[Saved entries]
[start]
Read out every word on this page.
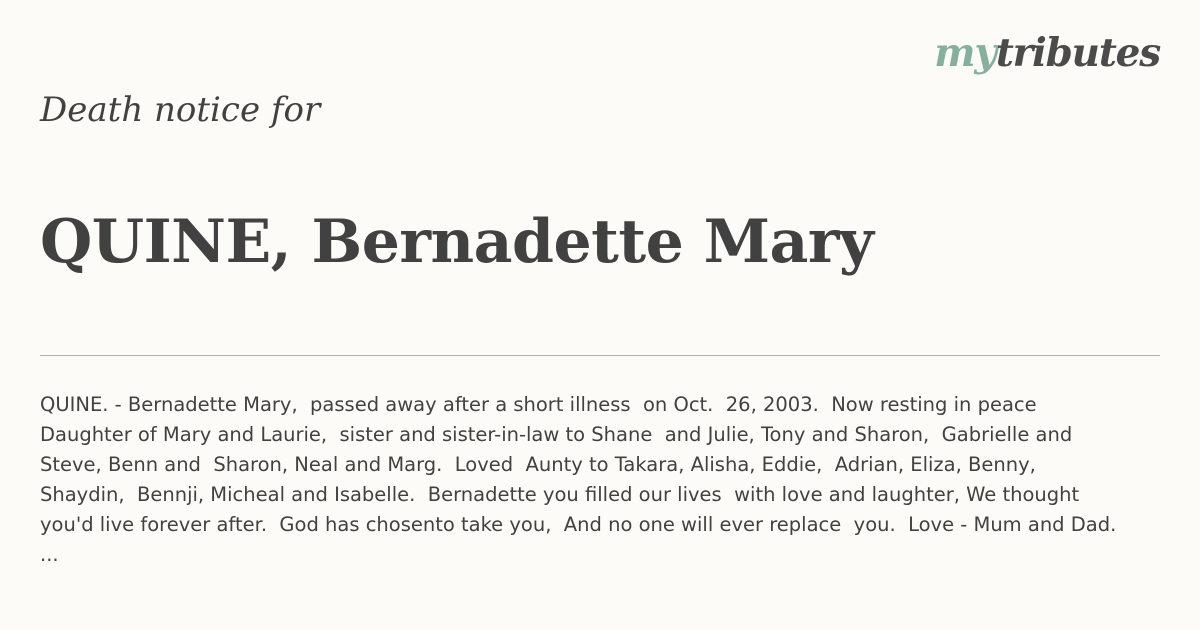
mytributes
Death notice for
QUINE, Bernadette Mary
QUINE. - Bernadette Mary,  passed away after a short illness  on Oct.  26, 2003.  Now resting in peace
Daughter of Mary and Laurie,  sister and sister-in-law to Shane  and Julie, Tony and Sharon,  Gabrielle and
Steve, Benn and  Sharon, Neal and Marg.  Loved  Aunty to Takara, Alisha, Eddie,  Adrian, Eliza, Benny,
Shaydin,  Bennji, Micheal and Isabelle.  Bernadette you filled our lives  with love and laughter, We thought
you'd live forever after.  God has chosento take you,  And no one will ever replace  you.  Love - Mum and Dad.
...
[end]
Read the data above and pull out each line that holds the string "Sharon".

Daughter of Mary and Laurie,  sister and sister-in-law to Shane  and Julie, Tony and Sharon,  Gabrielle and
Steve, Benn and  Sharon, Neal and Marg.  Loved  Aunty to Takara, Alisha, Eddie,  Adrian, Eliza, Benny,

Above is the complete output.